=== What is asked ===
Copy every record below exactly.

=== Data in this exercise ===
══════

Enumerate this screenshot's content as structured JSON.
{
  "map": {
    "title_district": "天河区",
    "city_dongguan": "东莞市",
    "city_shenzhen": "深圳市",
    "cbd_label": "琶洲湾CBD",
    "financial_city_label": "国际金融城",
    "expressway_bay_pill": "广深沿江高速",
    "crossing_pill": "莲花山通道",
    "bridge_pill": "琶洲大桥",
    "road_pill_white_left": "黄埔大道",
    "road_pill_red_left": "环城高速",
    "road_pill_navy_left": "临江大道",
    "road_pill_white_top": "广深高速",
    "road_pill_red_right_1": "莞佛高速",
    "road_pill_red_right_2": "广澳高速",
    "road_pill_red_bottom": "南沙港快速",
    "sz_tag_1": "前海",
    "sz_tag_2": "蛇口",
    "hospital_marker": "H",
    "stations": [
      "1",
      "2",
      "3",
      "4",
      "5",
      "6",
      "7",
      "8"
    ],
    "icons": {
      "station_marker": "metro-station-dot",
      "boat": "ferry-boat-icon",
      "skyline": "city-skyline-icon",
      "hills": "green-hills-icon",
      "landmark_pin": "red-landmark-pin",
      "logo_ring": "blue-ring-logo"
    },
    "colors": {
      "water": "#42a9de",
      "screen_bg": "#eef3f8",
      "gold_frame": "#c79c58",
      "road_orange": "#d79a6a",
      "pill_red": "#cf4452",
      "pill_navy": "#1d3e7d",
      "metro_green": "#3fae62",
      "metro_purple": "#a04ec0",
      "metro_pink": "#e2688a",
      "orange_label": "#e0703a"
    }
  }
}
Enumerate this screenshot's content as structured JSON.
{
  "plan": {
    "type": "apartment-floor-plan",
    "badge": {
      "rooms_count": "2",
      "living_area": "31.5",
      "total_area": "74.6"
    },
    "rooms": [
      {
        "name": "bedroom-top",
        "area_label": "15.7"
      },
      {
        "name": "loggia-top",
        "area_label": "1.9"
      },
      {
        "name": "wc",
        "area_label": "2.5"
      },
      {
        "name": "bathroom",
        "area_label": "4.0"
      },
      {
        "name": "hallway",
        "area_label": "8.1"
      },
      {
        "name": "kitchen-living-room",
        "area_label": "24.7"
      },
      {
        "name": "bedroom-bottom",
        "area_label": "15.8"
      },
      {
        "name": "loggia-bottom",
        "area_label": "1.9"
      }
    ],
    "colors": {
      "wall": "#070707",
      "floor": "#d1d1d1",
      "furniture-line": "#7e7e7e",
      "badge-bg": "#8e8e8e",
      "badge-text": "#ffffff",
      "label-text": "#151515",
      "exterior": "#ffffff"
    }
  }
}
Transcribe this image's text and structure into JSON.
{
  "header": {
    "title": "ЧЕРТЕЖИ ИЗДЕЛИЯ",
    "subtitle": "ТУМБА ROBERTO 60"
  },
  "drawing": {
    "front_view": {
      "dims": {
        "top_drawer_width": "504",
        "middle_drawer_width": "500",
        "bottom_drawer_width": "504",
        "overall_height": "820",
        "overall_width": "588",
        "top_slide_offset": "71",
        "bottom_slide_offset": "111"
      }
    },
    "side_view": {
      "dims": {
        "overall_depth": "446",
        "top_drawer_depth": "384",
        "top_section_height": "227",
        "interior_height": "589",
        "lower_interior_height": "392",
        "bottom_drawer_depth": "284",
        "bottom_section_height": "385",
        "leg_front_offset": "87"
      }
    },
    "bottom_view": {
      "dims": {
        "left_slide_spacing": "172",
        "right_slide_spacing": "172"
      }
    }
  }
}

══════

=== Answer to this problem ===
Enumerate this screenshot's content as structured JSON.
{
  "map": {
    "title_district": "天河区",
    "city_dongguan": "东莞市",
    "city_shenzhen": "深圳市",
    "cbd_label": "琶洲湾CBD",
    "financial_city_label": "国际金融城",
    "expressway_bay_pill": "广深沿江高速",
    "crossing_pill": "莲花山通道",
    "bridge_pill": "琶洲大桥",
    "road_pill_white_left": "黄埔大道",
    "road_pill_red_left": "环城高速",
    "road_pill_navy_left": "临江大道",
    "road_pill_white_top": "广深高速",
    "road_pill_red_right_1": "莞佛高速",
    "road_pill_red_right_2": "广澳高速",
    "road_pill_red_bottom": "南沙港快速",
    "sz_tag_1": "前海",
    "sz_tag_2": "蛇口",
    "hospital_marker": "H",
    "stations": [
      "1",
      "2",
      "3",
      "4",
      "5",
      "6",
      "7",
      "8"
    ],
    "icons": {
      "station_marker": "metro-station-dot",
      "boat": "ferry-boat-icon",
      "skyline": "city-skyline-icon",
      "hills": "green-hills-icon",
      "landmark_pin": "red-landmark-pin",
      "logo_ring": "blue-ring-logo"
    },
    "colors": {
      "water": "#42a9de",
      "screen_bg": "#eef3f8",
      "gold_frame": "#c79c58",
      "road_orange": "#d79a6a",
      "pill_red": "#cf4452",
      "pill_navy": "#1d3e7d",
      "metro_green": "#3fae62",
      "metro_purple": "#a04ec0",
      "metro_pink": "#e2688a",
      "orange_label": "#e0703a"
    }
  }
}
Enumerate this screenshot's content as structured JSON.
{
  "plan": {
    "type": "apartment-floor-plan",
    "badge": {
      "rooms_count": "2",
      "living_area": "31.5",
      "total_area": "74.6"
    },
    "rooms": [
      {
        "name": "bedroom-top",
        "area_label": "15.7"
      },
      {
        "name": "loggia-top",
        "area_label": "1.9"
      },
      {
        "name": "wc",
        "area_label": "2.5"
      },
      {
        "name": "bathroom",
        "area_label": "4.0"
      },
      {
        "name": "hallway",
        "area_label": "8.1"
      },
      {
        "name": "kitchen-living-room",
        "area_label": "24.7"
      },
      {
        "name": "bedroom-bottom",
        "area_label": "15.8"
      },
      {
        "name": "loggia-bottom",
        "area_label": "1.9"
      }
    ],
    "colors": {
      "wall": "#070707",
      "floor": "#d1d1d1",
      "furniture-line": "#7e7e7e",
      "badge-bg": "#8e8e8e",
      "badge-text": "#ffffff",
      "label-text": "#151515",
      "exterior": "#ffffff"
    }
  }
}
Transcribe this image's text and structure into JSON.
{
  "header": {
    "title": "ЧЕРТЕЖИ ИЗДЕЛИЯ",
    "subtitle": "ТУМБА ROBERTO 60"
  },
  "drawing": {
    "front_view": {
      "dims": {
        "top_drawer_width": "504",
        "middle_drawer_width": "500",
        "bottom_drawer_width": "504",
        "overall_height": "820",
        "overall_width": "588",
        "top_slide_offset": "71",
        "bottom_slide_offset": "111"
      }
    },
    "side_view": {
      "dims": {
        "overall_depth": "446",
        "top_drawer_depth": "384",
        "top_section_height": "227",
        "interior_height": "589",
        "lower_interior_height": "392",
        "bottom_drawer_depth": "284",
        "bottom_section_height": "385",
        "leg_front_offset": "87"
      }
    },
    "bottom_view": {
      "dims": {
        "left_slide_spacing": "172",
        "right_slide_spacing": "172"
      }
    }
  }
}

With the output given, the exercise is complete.